> **THE REQUEST**:
Write out each line exactly as it stands, please.

> **DATA SUPPLIED**:
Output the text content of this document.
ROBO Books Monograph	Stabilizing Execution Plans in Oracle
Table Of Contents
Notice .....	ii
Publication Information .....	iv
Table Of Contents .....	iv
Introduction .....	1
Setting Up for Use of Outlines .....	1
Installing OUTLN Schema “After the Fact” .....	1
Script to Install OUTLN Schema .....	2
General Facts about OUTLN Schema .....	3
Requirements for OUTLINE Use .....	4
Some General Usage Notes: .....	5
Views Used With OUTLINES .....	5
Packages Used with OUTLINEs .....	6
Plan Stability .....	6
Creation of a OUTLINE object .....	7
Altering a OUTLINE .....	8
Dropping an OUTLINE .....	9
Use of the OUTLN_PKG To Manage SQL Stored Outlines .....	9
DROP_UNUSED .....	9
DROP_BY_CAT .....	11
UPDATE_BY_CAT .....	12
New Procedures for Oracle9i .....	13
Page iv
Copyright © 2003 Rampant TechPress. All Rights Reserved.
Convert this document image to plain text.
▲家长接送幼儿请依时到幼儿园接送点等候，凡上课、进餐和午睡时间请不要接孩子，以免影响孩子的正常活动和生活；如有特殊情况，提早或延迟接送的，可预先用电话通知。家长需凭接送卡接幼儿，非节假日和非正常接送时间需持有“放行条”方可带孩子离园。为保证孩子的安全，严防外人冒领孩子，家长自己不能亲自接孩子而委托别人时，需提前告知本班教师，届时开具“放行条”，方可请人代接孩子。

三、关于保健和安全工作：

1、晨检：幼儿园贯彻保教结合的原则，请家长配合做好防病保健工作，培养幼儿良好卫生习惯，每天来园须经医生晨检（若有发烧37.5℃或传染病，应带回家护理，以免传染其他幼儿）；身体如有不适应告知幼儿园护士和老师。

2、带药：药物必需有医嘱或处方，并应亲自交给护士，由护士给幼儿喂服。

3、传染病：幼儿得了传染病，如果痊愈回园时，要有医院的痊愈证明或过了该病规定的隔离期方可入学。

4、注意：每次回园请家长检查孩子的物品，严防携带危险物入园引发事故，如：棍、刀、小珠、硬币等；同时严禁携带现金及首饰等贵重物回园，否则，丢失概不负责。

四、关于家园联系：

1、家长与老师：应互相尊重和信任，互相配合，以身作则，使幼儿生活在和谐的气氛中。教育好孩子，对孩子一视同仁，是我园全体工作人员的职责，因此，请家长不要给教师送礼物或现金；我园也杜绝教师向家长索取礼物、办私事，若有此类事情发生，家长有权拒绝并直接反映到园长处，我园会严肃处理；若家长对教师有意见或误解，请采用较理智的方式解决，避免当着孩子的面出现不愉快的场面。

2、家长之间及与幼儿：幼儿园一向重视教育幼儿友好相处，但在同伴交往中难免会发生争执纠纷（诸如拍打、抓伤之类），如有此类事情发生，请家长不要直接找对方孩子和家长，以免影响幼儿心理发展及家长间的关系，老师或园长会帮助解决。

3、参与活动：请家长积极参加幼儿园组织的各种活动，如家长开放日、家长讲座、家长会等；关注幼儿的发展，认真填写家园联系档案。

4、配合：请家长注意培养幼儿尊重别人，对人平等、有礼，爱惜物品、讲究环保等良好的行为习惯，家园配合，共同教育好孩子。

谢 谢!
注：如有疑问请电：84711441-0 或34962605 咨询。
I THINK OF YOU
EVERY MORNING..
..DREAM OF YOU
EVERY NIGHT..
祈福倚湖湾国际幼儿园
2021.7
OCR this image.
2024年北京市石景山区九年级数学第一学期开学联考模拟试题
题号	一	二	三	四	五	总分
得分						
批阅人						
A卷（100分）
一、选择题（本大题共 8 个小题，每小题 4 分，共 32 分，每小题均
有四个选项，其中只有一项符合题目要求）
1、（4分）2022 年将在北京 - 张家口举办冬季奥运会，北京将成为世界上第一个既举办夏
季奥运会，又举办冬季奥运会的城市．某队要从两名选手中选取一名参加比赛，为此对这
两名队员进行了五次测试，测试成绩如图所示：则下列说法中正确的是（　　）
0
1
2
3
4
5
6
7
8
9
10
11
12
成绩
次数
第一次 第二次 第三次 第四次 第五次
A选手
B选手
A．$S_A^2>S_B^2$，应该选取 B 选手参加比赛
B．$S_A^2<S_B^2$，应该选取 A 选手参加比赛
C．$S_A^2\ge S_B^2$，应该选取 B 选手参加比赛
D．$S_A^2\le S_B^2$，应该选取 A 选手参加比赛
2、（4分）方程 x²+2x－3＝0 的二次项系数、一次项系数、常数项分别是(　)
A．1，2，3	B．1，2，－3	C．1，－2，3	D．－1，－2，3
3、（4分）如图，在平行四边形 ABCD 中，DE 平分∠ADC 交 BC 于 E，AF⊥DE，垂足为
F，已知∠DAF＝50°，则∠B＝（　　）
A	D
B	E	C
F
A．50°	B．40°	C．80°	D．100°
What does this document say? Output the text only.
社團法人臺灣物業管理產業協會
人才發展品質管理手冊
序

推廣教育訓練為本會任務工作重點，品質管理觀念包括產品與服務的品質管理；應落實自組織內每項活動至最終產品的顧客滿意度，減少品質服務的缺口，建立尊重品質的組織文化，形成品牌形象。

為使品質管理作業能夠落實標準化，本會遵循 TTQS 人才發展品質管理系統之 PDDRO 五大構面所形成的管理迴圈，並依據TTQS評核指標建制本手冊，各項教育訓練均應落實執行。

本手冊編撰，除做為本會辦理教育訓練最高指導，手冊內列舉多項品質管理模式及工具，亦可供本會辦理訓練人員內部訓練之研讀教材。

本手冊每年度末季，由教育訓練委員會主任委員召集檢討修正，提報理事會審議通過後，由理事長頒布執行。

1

> **EXERCISE RESPONSE**:
Output the text content of this document.
ROBO Books Monograph	Stabilizing Execution Plans in Oracle
Table Of Contents
Notice .....	ii
Publication Information .....	iv
Table Of Contents .....	iv
Introduction .....	1
Setting Up for Use of Outlines .....	1
Installing OUTLN Schema “After the Fact” .....	1
Script to Install OUTLN Schema .....	2
General Facts about OUTLN Schema .....	3
Requirements for OUTLINE Use .....	4
Some General Usage Notes: .....	5
Views Used With OUTLINES .....	5
Packages Used with OUTLINEs .....	6
Plan Stability .....	6
Creation of a OUTLINE object .....	7
Altering a OUTLINE .....	8
Dropping an OUTLINE .....	9
Use of the OUTLN_PKG To Manage SQL Stored Outlines .....	9
DROP_UNUSED .....	9
DROP_BY_CAT .....	11
UPDATE_BY_CAT .....	12
New Procedures for Oracle9i .....	13
Page iv
Copyright © 2003 Rampant TechPress. All Rights Reserved.
Convert this document image to plain text.
▲家长接送幼儿请依时到幼儿园接送点等候，凡上课、进餐和午睡时间请不要接孩子，以免影响孩子的正常活动和生活；如有特殊情况，提早或延迟接送的，可预先用电话通知。家长需凭接送卡接幼儿，非节假日和非正常接送时间需持有“放行条”方可带孩子离园。为保证孩子的安全，严防外人冒领孩子，家长自己不能亲自接孩子而委托别人时，需提前告知本班教师，届时开具“放行条”，方可请人代接孩子。

三、关于保健和安全工作：

1、晨检：幼儿园贯彻保教结合的原则，请家长配合做好防病保健工作，培养幼儿良好卫生习惯，每天来园须经医生晨检（若有发烧37.5℃或传染病，应带回家护理，以免传染其他幼儿）；身体如有不适应告知幼儿园护士和老师。

2、带药：药物必需有医嘱或处方，并应亲自交给护士，由护士给幼儿喂服。

3、传染病：幼儿得了传染病，如果痊愈回园时，要有医院的痊愈证明或过了该病规定的隔离期方可入学。

4、注意：每次回园请家长检查孩子的物品，严防携带危险物入园引发事故，如：棍、刀、小珠、硬币等；同时严禁携带现金及首饰等贵重物回园，否则，丢失概不负责。

四、关于家园联系：

1、家长与老师：应互相尊重和信任，互相配合，以身作则，使幼儿生活在和谐的气氛中。教育好孩子，对孩子一视同仁，是我园全体工作人员的职责，因此，请家长不要给教师送礼物或现金；我园也杜绝教师向家长索取礼物、办私事，若有此类事情发生，家长有权拒绝并直接反映到园长处，我园会严肃处理；若家长对教师有意见或误解，请采用较理智的方式解决，避免当着孩子的面出现不愉快的场面。

2、家长之间及与幼儿：幼儿园一向重视教育幼儿友好相处，但在同伴交往中难免会发生争执纠纷（诸如拍打、抓伤之类），如有此类事情发生，请家长不要直接找对方孩子和家长，以免影响幼儿心理发展及家长间的关系，老师或园长会帮助解决。

3、参与活动：请家长积极参加幼儿园组织的各种活动，如家长开放日、家长讲座、家长会等；关注幼儿的发展，认真填写家园联系档案。

4、配合：请家长注意培养幼儿尊重别人，对人平等、有礼，爱惜物品、讲究环保等良好的行为习惯，家园配合，共同教育好孩子。

谢 谢!
注：如有疑问请电：84711441-0 或34962605 咨询。
I THINK OF YOU
EVERY MORNING..
..DREAM OF YOU
EVERY NIGHT..
祈福倚湖湾国际幼儿园
2021.7
OCR this image.
2024年北京市石景山区九年级数学第一学期开学联考模拟试题
题号	一	二	三	四	五	总分
得分						
批阅人						
A卷（100分）
一、选择题（本大题共 8 个小题，每小题 4 分，共 32 分，每小题均
有四个选项，其中只有一项符合题目要求）
1、（4分）2022 年将在北京 - 张家口举办冬季奥运会，北京将成为世界上第一个既举办夏
季奥运会，又举办冬季奥运会的城市．某队要从两名选手中选取一名参加比赛，为此对这
两名队员进行了五次测试，测试成绩如图所示：则下列说法中正确的是（　　）
0
1
2
3
4
5
6
7
8
9
10
11
12
成绩
次数
第一次 第二次 第三次 第四次 第五次
A选手
B选手
A．$S_A^2>S_B^2$，应该选取 B 选手参加比赛
B．$S_A^2<S_B^2$，应该选取 A 选手参加比赛
C．$S_A^2\ge S_B^2$，应该选取 B 选手参加比赛
D．$S_A^2\le S_B^2$，应该选取 A 选手参加比赛
2、（4分）方程 x²+2x－3＝0 的二次项系数、一次项系数、常数项分别是(　)
A．1，2，3	B．1，2，－3	C．1，－2，3	D．－1，－2，3
3、（4分）如图，在平行四边形 ABCD 中，DE 平分∠ADC 交 BC 于 E，AF⊥DE，垂足为
F，已知∠DAF＝50°，则∠B＝（　　）
A	D
B	E	C
F
A．50°	B．40°	C．80°	D．100°
What does this document say? Output the text only.
社團法人臺灣物業管理產業協會
人才發展品質管理手冊
序

推廣教育訓練為本會任務工作重點，品質管理觀念包括產品與服務的品質管理；應落實自組織內每項活動至最終產品的顧客滿意度，減少品質服務的缺口，建立尊重品質的組織文化，形成品牌形象。

為使品質管理作業能夠落實標準化，本會遵循 TTQS 人才發展品質管理系統之 PDDRO 五大構面所形成的管理迴圈，並依據TTQS評核指標建制本手冊，各項教育訓練均應落實執行。

本手冊編撰，除做為本會辦理教育訓練最高指導，手冊內列舉多項品質管理模式及工具，亦可供本會辦理訓練人員內部訓練之研讀教材。

本手冊每年度末季，由教育訓練委員會主任委員召集檢討修正，提報理事會審議通過後，由理事長頒布執行。

1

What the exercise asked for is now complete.